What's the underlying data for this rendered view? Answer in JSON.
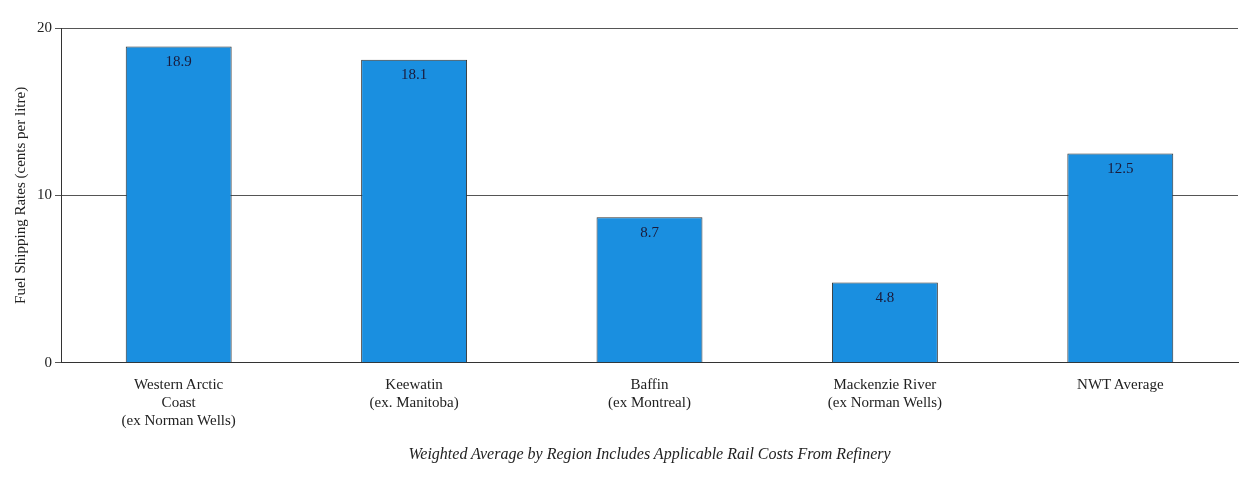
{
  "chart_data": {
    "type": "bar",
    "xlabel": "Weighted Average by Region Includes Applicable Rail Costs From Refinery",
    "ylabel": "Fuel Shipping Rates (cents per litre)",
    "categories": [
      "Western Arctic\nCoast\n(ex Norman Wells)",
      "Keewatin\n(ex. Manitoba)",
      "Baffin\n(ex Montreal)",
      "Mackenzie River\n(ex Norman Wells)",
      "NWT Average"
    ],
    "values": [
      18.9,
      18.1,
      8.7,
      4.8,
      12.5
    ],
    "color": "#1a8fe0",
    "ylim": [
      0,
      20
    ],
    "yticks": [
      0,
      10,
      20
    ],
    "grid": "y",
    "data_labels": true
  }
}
^^^^
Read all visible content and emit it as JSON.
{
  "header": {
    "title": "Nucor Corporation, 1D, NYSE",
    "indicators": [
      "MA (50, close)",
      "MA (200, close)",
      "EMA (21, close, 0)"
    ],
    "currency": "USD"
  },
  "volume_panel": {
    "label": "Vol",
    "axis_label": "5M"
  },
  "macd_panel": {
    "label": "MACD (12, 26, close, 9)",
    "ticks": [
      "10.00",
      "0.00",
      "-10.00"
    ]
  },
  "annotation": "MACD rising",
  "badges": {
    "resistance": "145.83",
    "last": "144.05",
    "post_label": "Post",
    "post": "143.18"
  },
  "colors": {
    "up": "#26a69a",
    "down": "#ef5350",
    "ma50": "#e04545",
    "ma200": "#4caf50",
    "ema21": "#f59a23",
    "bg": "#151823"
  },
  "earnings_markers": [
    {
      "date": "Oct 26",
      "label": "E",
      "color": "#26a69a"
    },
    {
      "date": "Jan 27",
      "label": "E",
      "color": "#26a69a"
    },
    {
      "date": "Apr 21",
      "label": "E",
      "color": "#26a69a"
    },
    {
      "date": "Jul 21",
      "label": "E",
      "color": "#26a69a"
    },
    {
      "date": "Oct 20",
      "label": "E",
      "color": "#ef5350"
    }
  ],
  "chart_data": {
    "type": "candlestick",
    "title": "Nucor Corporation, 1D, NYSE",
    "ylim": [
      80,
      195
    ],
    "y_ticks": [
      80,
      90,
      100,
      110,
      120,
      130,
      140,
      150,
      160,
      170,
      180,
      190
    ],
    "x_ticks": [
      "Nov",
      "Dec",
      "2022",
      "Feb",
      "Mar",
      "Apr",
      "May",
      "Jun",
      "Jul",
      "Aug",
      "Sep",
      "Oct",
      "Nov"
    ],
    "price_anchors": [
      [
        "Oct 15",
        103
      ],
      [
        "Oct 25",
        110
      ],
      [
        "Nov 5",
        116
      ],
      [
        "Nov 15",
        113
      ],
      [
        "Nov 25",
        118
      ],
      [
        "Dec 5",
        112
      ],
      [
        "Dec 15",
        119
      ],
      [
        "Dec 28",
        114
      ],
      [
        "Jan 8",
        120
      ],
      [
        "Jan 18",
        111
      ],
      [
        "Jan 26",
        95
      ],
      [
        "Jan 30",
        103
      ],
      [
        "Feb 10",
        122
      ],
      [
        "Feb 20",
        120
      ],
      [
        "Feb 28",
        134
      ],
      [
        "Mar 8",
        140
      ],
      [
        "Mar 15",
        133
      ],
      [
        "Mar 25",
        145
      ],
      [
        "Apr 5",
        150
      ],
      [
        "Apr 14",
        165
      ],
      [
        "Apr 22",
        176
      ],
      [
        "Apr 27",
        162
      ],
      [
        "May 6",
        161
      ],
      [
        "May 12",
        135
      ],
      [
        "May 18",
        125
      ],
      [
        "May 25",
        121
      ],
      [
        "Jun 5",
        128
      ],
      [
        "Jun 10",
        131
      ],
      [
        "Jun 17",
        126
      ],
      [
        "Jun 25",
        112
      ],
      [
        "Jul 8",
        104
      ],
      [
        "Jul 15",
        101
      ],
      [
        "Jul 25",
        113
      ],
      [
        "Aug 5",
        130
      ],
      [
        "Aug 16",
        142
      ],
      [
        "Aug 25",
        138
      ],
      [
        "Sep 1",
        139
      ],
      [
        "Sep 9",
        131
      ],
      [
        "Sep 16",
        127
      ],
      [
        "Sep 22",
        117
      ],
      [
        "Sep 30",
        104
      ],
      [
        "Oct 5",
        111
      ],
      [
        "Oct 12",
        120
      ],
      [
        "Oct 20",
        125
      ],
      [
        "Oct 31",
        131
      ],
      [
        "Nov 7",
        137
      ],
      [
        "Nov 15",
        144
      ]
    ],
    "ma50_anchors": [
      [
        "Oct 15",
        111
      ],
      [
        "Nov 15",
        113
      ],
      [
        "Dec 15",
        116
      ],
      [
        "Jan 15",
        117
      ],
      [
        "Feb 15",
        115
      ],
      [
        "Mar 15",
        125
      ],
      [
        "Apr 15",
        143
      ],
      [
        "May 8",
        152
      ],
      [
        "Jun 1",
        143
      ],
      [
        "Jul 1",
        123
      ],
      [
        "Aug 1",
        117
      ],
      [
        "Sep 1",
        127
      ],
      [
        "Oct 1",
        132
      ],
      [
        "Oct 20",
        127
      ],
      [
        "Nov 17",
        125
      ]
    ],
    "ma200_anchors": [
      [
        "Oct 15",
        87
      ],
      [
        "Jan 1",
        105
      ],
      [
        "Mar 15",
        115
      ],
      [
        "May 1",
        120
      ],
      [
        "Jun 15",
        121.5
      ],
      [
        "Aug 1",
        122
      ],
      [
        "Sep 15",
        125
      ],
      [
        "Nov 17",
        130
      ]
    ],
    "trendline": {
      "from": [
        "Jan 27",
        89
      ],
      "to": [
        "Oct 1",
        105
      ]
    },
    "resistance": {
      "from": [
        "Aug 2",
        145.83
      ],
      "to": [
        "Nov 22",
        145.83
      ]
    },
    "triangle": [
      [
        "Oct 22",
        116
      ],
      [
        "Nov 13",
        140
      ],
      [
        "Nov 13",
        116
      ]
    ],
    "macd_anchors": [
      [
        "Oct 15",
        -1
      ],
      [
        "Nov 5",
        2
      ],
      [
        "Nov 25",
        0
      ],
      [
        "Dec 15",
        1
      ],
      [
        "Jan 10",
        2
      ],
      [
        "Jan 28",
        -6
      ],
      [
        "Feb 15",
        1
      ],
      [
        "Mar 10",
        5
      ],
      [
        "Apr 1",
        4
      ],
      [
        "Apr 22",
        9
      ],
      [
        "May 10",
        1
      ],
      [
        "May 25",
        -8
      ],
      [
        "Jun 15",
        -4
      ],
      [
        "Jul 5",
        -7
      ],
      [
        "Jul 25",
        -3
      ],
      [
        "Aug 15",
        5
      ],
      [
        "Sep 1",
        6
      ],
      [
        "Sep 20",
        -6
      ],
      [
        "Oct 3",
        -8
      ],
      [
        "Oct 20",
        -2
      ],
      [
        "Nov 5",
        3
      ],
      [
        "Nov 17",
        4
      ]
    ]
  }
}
^^^^
Problem statement: Show the lines from the data above that contain the string "Norman".

Solution below:
      "Western Arctic\nCoast\n(ex Norman Wells)",
      "Mackenzie River\n(ex Norman Wells)",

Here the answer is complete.